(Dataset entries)
───

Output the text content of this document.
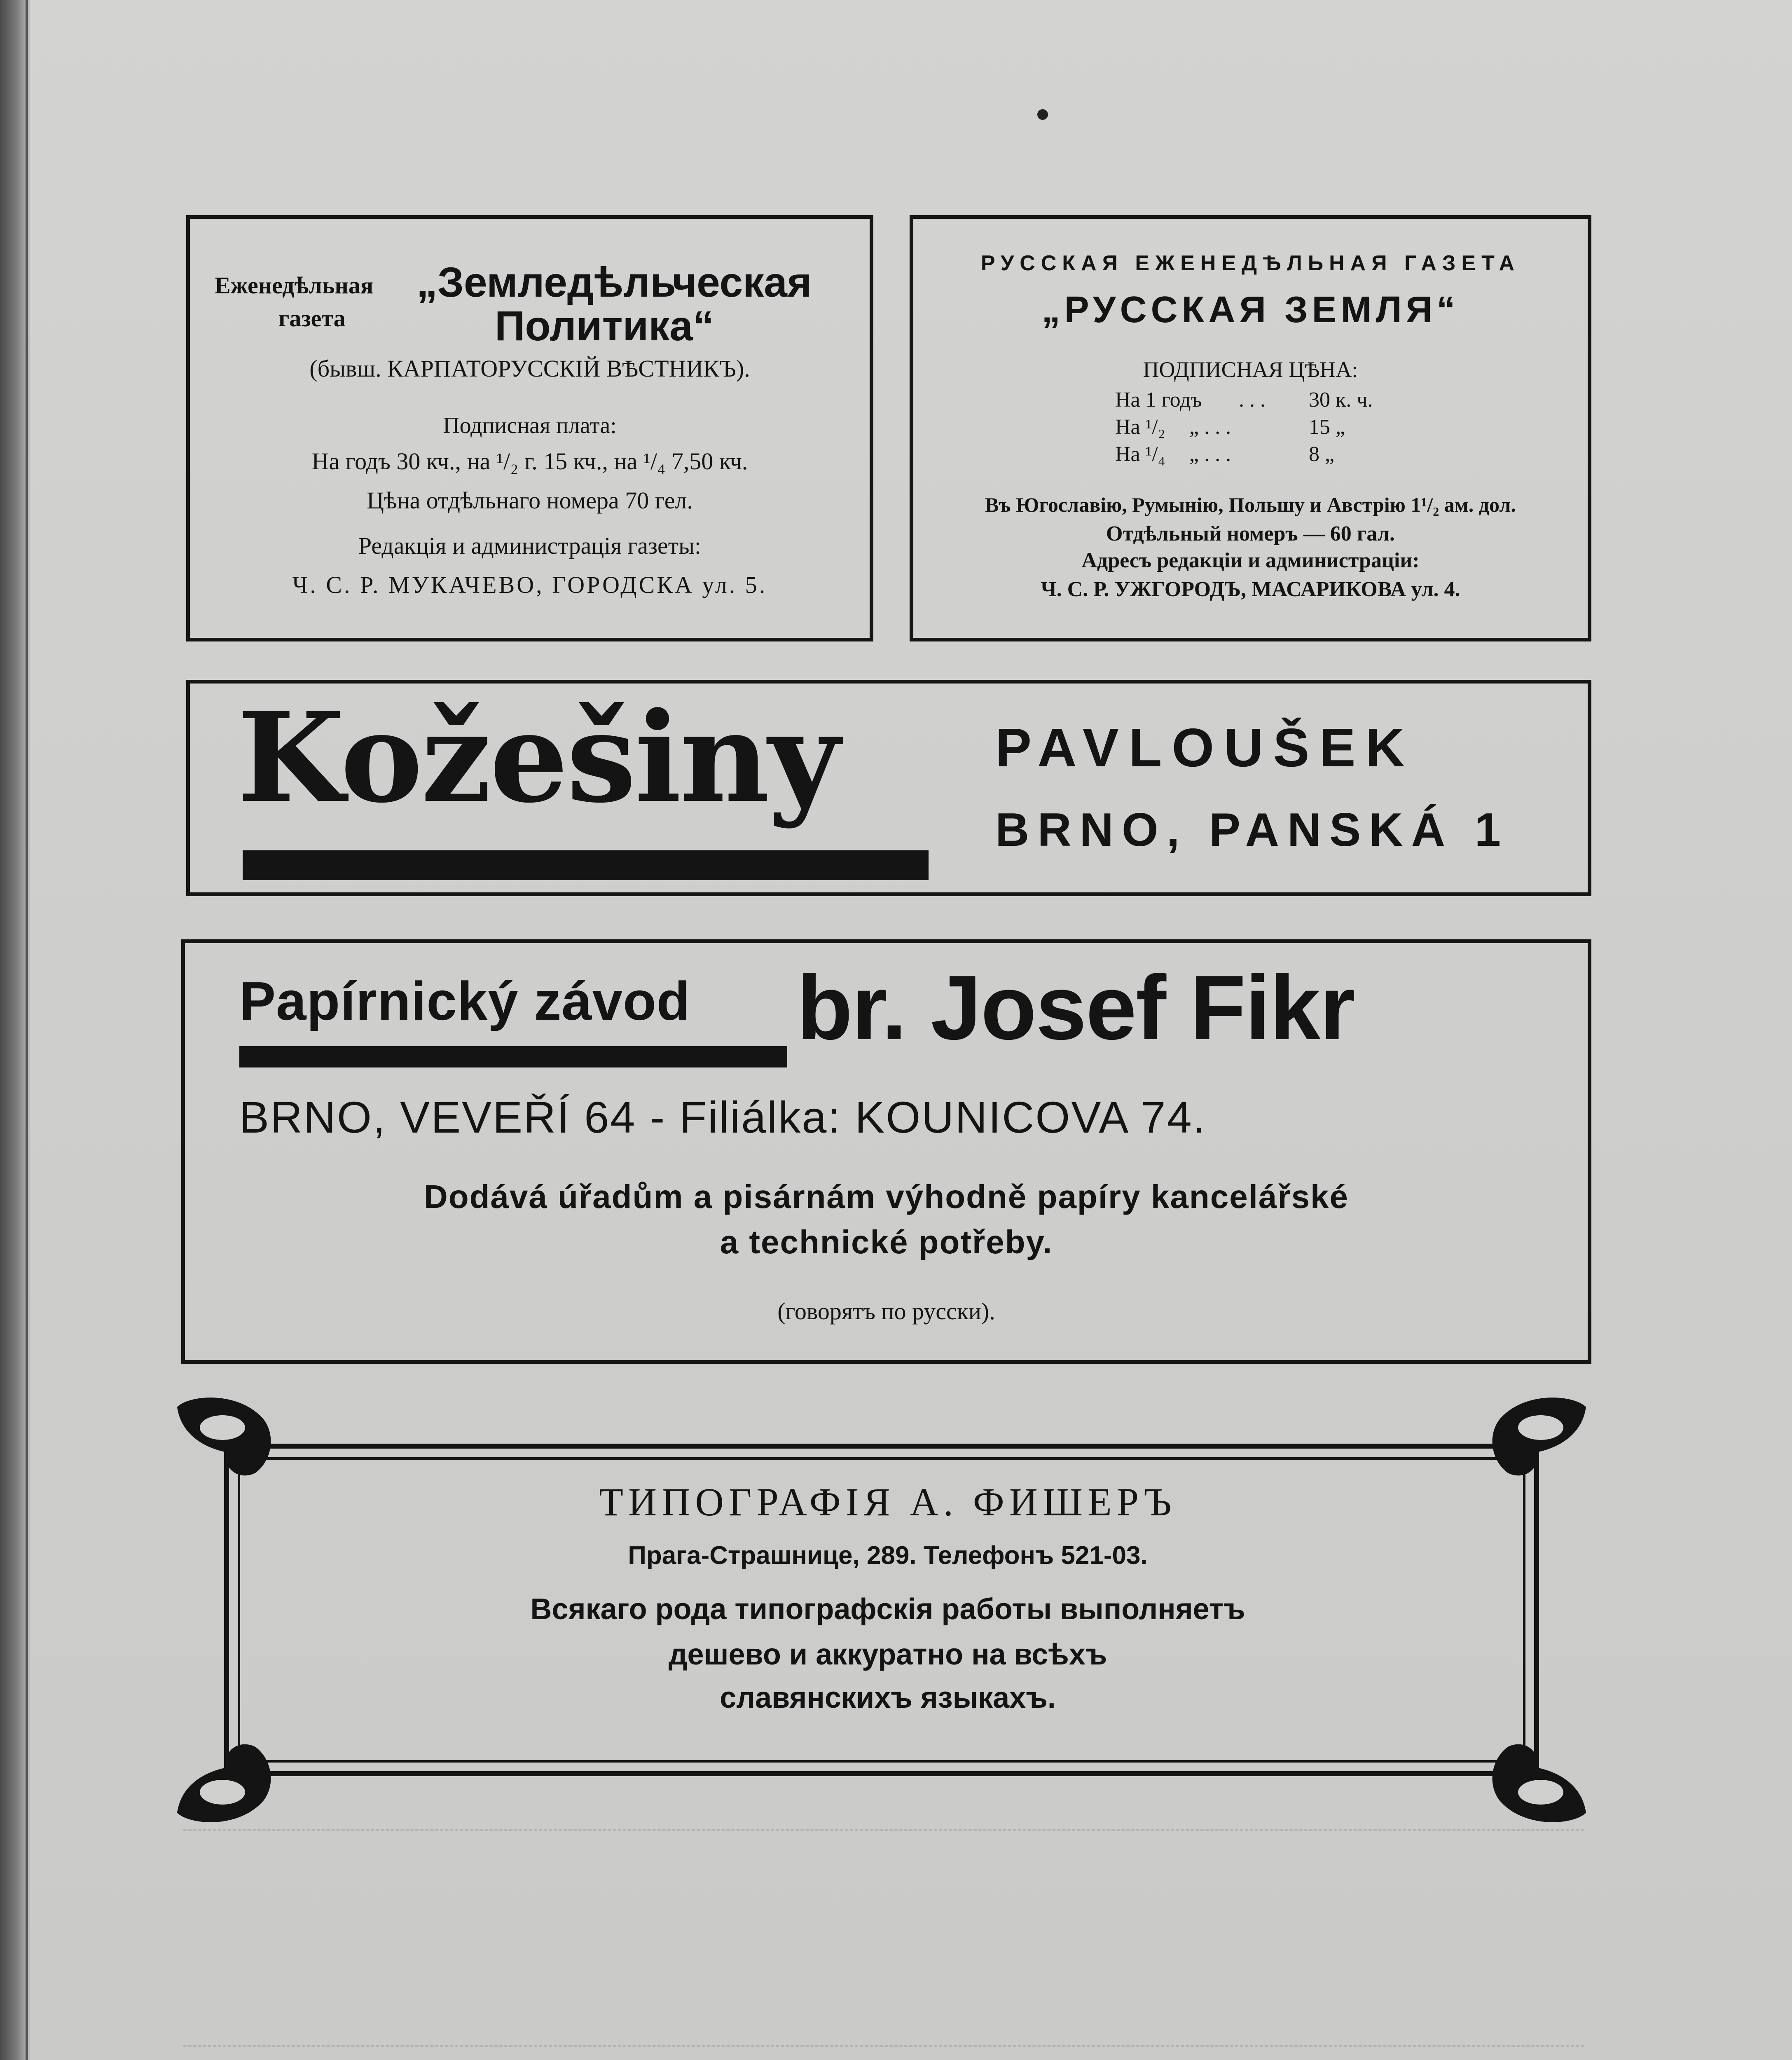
Еженедѣльная
газета
„Земледѣльческая
Политика“
(бывш. КАРПАТОРУССКІЙ ВѢСТНИКЪ).
Подписная плата:
На годъ 30 кч., на ¹/₂ г. 15 кч., на ¹/₄ 7,50 кч.
Цѣна отдѣльнаго номера 70 гел.
Редакція и администрація газеты:
Ч. С. Р. МУКАЧЕВО, ГОРОДСКА ул. 5.
РУССКАЯ ЕЖЕНЕДѢЛЬНАЯ ГАЗЕТА
„РУССКАЯ ЗЕМЛЯ“
ПОДПИСНАЯ ЦѢНА:
На 1 годъ . . . 30 к. ч.
На ¹/₂ „ . . .	15 „
На ¹/₄ „ . . .	8 „
Въ Югославію, Румынію, Польшу и Австрію 1¹/₂ ам. дол.
Отдѣльный номеръ — 60 гал.
Адресъ редакціи и администраціи:
Ч. С. Р. УЖГОРОДЪ, МАСАРИКОВА ул. 4.
Kožešiny	PAVLOUŠEK
BRNO, PANSKÁ 1
Papírnický závod br. Josef Fikr
BRNO, VEVEŘÍ 64 - Filiálka: KOUNICOVA 74.
Dodává úřadům a pisárnám výhodně papíry kancelářské
a technické potřeby.
(говорятъ по русски).
ТИПОГРАФІЯ А. ФИШЕРЪ
Прага-Страшнице, 289. Телефонъ 521-03.
Всякаго рода типографскія работы выполняетъ
дешево и аккуратно на всѣхъ
славянскихъ языкахъ.
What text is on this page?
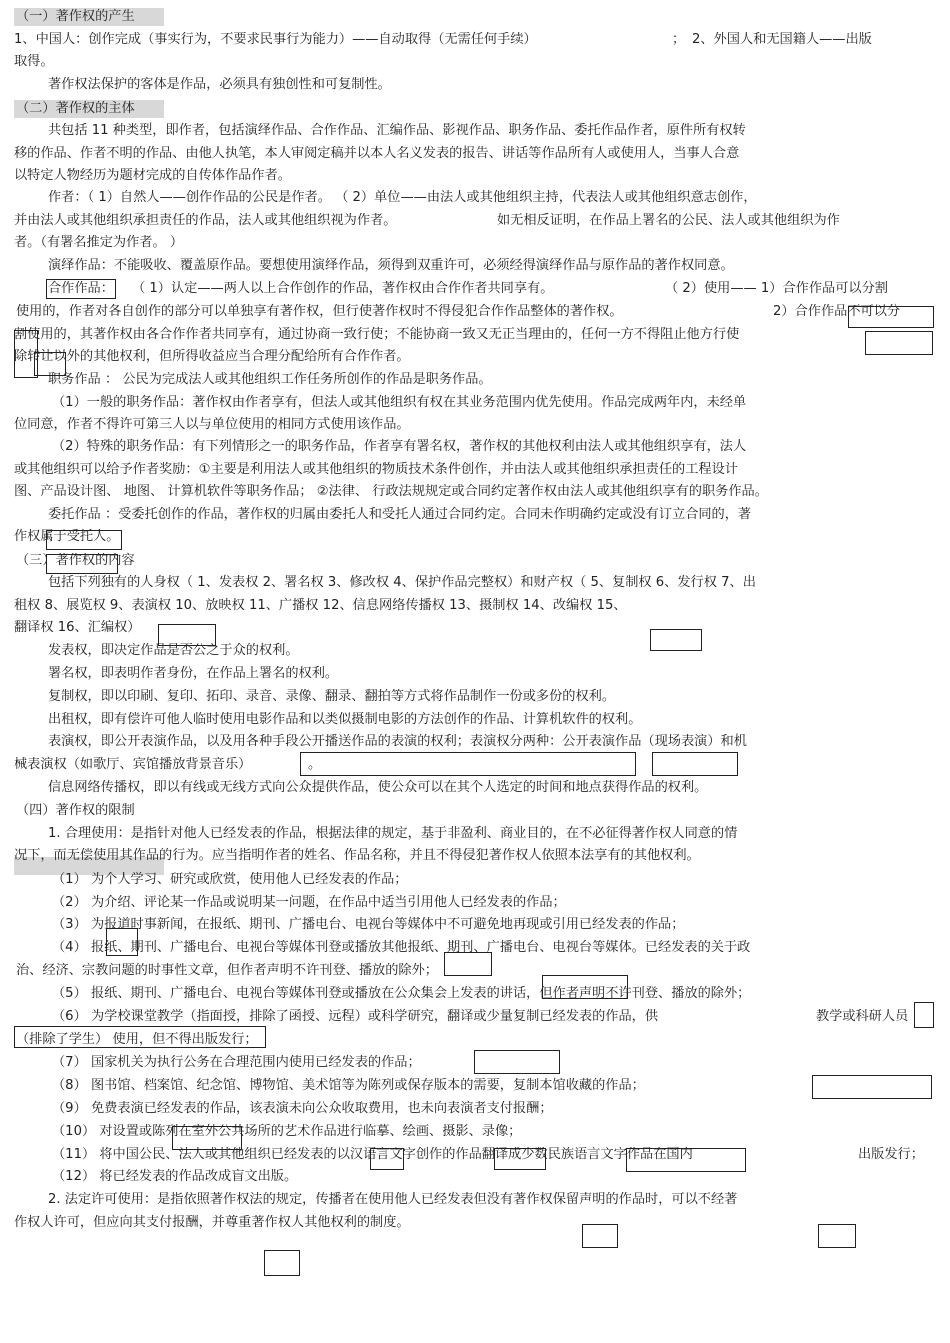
（一）著作权的产生
1、中国人：创作完成（事实行为，不要求民事行为能力）——自动取得（无需任何手续）	； 2、外国人和无国籍人——出版
取得。
著作权法保护的客体是作品，必须具有独创性和可复制性。
（二）著作权的主体
共包括 11 种类型，即作者，包括演绎作品、合作作品、汇编作品、影视作品、职务作品、委托作品作者，原件所有权转
移的作品、作者不明的作品、由他人执笔，本人审阅定稿并以本人名义发表的报告、讲话等作品所有人或使用人，当事人合意
以特定人物经历为题材完成的自传体作品作者。
作者：（ 1）自然人——创作作品的公民是作者。 （ 2）单位——由法人或其他组织主持，代表法人或其他组织意志创作，
并由法人或其他组织承担责任的作品，法人或其他组织视为作者。	如无相反证明，在作品上署名的公民、法人或其他组织为作
者。（有署名推定为作者。 ）
演绎作品：不能吸收、覆盖原作品。要想使用演绎作品，须得到双重许可，必须经得演绎作品与原作品的著作权同意。
合作作品： （ 1）认定——两人以上合作创作的作品，著作权由合作作者共同享有。	（ 2）使用—— 1）合作作品可以分割
使用的，作者对各自创作的部分可以单独享有著作权，但行使著作权时不得侵犯合作作品整体的著作权。	2）合作作品不可以分
割使用的，其著作权由各合作作者共同享有，通过协商一致行使；不能协商一致又无正当理由的，任何一方不得阻止他方行使
除转让以外的其他权利，但所得收益应当合理分配给所有合作作者。
职务作品 ： 公民为完成法人或其他组织工作任务所创作的作品是职务作品。
（1）一般的职务作品：著作权由作者享有，但法人或其他组织有权在其业务范围内优先使用。作品完成两年内，未经单
位同意，作者不得许可第三人以与单位使用的相同方式使用该作品。
（2）特殊的职务作品：有下列情形之一的职务作品，作者享有署名权，著作权的其他权利由法人或其他组织享有，法人
或其他组织可以给予作者奖励：①主要是利用法人或其他组织的物质技术条件创作，并由法人或其他组织承担责任的工程设计
图、产品设计图、 地图、 计算机软件等职务作品； ②法律、 行政法规规定或合同约定著作权由法人或其他组织享有的职务作品。
委托作品 ：受委托创作的作品，著作权的归属由委托人和受托人通过合同约定。合同未作明确约定或没有订立合同的，著
作权属于受托人。
（三）著作权的内容
包括下列独有的人身权（ 1、发表权 2、署名权 3、修改权 4、保护作品完整权）和财产权（ 5、复制权 6、发行权 7、出
租权 8、展览权 9、表演权 10、放映权 11、广播权 12、信息网络传播权 13、摄制权 14、改编权 15、
翻译权 16、汇编权）
发表权，即决定作品是否公之于众的权利。
署名权，即表明作者身份，在作品上署名的权利。
复制权，即以印刷、复印、拓印、录音、录像、翻录、翻拍等方式将作品制作一份或多份的权利。
出租权，即有偿许可他人临时使用电影作品和以类似摄制电影的方法创作的作品、计算机软件的权利。
表演权，即公开表演作品，以及用各种手段公开播送作品的表演的权利；表演权分两种：公开表演作品（现场表演）和机
械表演权（如歌厅、宾馆播放背景音乐）	。
信息网络传播权，即以有线或无线方式向公众提供作品，使公众可以在其个人选定的时间和地点获得作品的权利。
（四）著作权的限制
1. 合理使用：是指针对他人已经发表的作品，根据法律的规定，基于非盈利、商业目的，在不必征得著作权人同意的情
况下，而无偿使用其作品的行为。应当指明作者的姓名、作品名称，并且不得侵犯著作权人依照本法享有的其他权利。
（1） 为个人学习、研究或欣赏，使用他人已经发表的作品；
（2） 为介绍、评论某一作品或说明某一问题，在作品中适当引用他人已经发表的作品；
（3） 为报道时事新闻，在报纸、期刊、广播电台、电视台等媒体中不可避免地再现或引用已经发表的作品；
（4） 报纸、期刊、广播电台、电视台等媒体刊登或播放其他报纸、期刊、广播电台、电视台等媒体。已经发表的关于政
治、经济、宗教问题的时事性文章，但作者声明不许刊登、播放的除外；
（5） 报纸、期刊、广播电台、电视台等媒体刊登或播放在公众集会上发表的讲话，但作者声明不许刊登、播放的除外；
（6） 为学校课堂教学（指面授，排除了函授、远程）或科学研究，翻译或少量复制已经发表的作品，供	教学或科研人员
（排除了学生） 使用，但不得出版发行；
（7） 国家机关为执行公务在合理范围内使用已经发表的作品；
（8） 图书馆、档案馆、纪念馆、博物馆、美术馆等为陈列或保存版本的需要，复制本馆收藏的作品；
（9） 免费表演已经发表的作品，该表演未向公众收取费用，也未向表演者支付报酬；
（10） 对设置或陈列在室外公共场所的艺术作品进行临摹、绘画、摄影、录像；
（11） 将中国公民、法人或其他组织已经发表的以汉语言文字创作的作品翻译成少数民族语言文字作品在国内	出版发行；
（12） 将已经发表的作品改成盲文出版。
2. 法定许可使用：是指依照著作权法的规定，传播者在使用他人已经发表但没有著作权保留声明的作品时，可以不经著
作权人许可，但应向其支付报酬，并尊重著作权人其他权利的制度。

───

◆ What is expected
Find the lines above that contain the word "广播电台" and collect them.

◆ Result for this task
（3） 为报道时事新闻，在报纸、期刊、广播电台、电视台等媒体中不可避免地再现或引用已经发表的作品；
（4） 报纸、期刊、广播电台、电视台等媒体刊登或播放其他报纸、期刊、广播电台、电视台等媒体。已经发表的关于政
（5） 报纸、期刊、广播电台、电视台等媒体刊登或播放在公众集会上发表的讲话，但作者声明不许刊登、播放的除外；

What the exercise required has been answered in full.